··· Given records
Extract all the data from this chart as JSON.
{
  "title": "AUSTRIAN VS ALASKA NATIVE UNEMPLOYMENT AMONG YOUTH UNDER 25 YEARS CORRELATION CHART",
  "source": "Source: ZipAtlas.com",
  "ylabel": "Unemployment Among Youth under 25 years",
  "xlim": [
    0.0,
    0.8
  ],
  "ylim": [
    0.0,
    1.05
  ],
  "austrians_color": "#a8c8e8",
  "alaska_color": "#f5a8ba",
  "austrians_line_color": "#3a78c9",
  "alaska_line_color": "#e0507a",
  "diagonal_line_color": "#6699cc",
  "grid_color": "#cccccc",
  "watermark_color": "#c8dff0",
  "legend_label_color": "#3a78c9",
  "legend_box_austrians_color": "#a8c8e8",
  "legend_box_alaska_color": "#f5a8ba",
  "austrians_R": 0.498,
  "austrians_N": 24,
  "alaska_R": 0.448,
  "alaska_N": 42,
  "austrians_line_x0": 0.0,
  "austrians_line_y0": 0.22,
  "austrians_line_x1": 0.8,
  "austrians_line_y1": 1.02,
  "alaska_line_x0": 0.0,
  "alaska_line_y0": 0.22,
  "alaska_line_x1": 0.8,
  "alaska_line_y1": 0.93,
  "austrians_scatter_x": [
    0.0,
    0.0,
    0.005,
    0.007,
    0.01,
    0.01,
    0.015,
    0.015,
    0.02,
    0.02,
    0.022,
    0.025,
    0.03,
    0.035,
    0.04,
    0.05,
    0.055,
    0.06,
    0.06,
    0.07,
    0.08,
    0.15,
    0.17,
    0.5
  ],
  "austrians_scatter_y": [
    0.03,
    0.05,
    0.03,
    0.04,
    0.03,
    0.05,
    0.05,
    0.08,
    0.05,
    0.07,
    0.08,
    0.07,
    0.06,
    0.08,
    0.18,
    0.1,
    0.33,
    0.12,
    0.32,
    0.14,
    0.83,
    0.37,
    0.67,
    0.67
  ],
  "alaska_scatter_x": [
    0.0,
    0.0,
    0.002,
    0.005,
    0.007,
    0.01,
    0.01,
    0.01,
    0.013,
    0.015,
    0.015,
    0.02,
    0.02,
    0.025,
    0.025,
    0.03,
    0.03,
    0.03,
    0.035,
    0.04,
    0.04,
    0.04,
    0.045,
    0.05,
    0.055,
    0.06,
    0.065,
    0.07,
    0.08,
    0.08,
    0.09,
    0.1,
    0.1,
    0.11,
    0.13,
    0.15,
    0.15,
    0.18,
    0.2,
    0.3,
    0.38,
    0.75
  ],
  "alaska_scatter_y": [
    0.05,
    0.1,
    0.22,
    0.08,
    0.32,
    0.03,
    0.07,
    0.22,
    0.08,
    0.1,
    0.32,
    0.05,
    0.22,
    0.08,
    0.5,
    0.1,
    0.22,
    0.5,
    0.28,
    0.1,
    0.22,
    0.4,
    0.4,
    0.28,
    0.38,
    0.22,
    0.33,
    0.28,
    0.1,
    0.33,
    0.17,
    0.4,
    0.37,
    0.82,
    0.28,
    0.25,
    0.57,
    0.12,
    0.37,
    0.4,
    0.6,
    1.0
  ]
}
······
• **Given exercise**
Repeat the data precisely, reproducing every entry.

• **Written reply**
Extract all the data from this chart as JSON.
{
  "title": "AUSTRIAN VS ALASKA NATIVE UNEMPLOYMENT AMONG YOUTH UNDER 25 YEARS CORRELATION CHART",
  "source": "Source: ZipAtlas.com",
  "ylabel": "Unemployment Among Youth under 25 years",
  "xlim": [
    0.0,
    0.8
  ],
  "ylim": [
    0.0,
    1.05
  ],
  "austrians_color": "#a8c8e8",
  "alaska_color": "#f5a8ba",
  "austrians_line_color": "#3a78c9",
  "alaska_line_color": "#e0507a",
  "diagonal_line_color": "#6699cc",
  "grid_color": "#cccccc",
  "watermark_color": "#c8dff0",
  "legend_label_color": "#3a78c9",
  "legend_box_austrians_color": "#a8c8e8",
  "legend_box_alaska_color": "#f5a8ba",
  "austrians_R": 0.498,
  "austrians_N": 24,
  "alaska_R": 0.448,
  "alaska_N": 42,
  "austrians_line_x0": 0.0,
  "austrians_line_y0": 0.22,
  "austrians_line_x1": 0.8,
  "austrians_line_y1": 1.02,
  "alaska_line_x0": 0.0,
  "alaska_line_y0": 0.22,
  "alaska_line_x1": 0.8,
  "alaska_line_y1": 0.93,
  "austrians_scatter_x": [
    0.0,
    0.0,
    0.005,
    0.007,
    0.01,
    0.01,
    0.015,
    0.015,
    0.02,
    0.02,
    0.022,
    0.025,
    0.03,
    0.035,
    0.04,
    0.05,
    0.055,
    0.06,
    0.06,
    0.07,
    0.08,
    0.15,
    0.17,
    0.5
  ],
  "austrians_scatter_y": [
    0.03,
    0.05,
    0.03,
    0.04,
    0.03,
    0.05,
    0.05,
    0.08,
    0.05,
    0.07,
    0.08,
    0.07,
    0.06,
    0.08,
    0.18,
    0.1,
    0.33,
    0.12,
    0.32,
    0.14,
    0.83,
    0.37,
    0.67,
    0.67
  ],
  "alaska_scatter_x": [
    0.0,
    0.0,
    0.002,
    0.005,
    0.007,
    0.01,
    0.01,
    0.01,
    0.013,
    0.015,
    0.015,
    0.02,
    0.02,
    0.025,
    0.025,
    0.03,
    0.03,
    0.03,
    0.035,
    0.04,
    0.04,
    0.04,
    0.045,
    0.05,
    0.055,
    0.06,
    0.065,
    0.07,
    0.08,
    0.08,
    0.09,
    0.1,
    0.1,
    0.11,
    0.13,
    0.15,
    0.15,
    0.18,
    0.2,
    0.3,
    0.38,
    0.75
  ],
  "alaska_scatter_y": [
    0.05,
    0.1,
    0.22,
    0.08,
    0.32,
    0.03,
    0.07,
    0.22,
    0.08,
    0.1,
    0.32,
    0.05,
    0.22,
    0.08,
    0.5,
    0.1,
    0.22,
    0.5,
    0.28,
    0.1,
    0.22,
    0.4,
    0.4,
    0.28,
    0.38,
    0.22,
    0.33,
    0.28,
    0.1,
    0.33,
    0.17,
    0.4,
    0.37,
    0.82,
    0.28,
    0.25,
    0.57,
    0.12,
    0.37,
    0.4,
    0.6,
    1.0
  ]
}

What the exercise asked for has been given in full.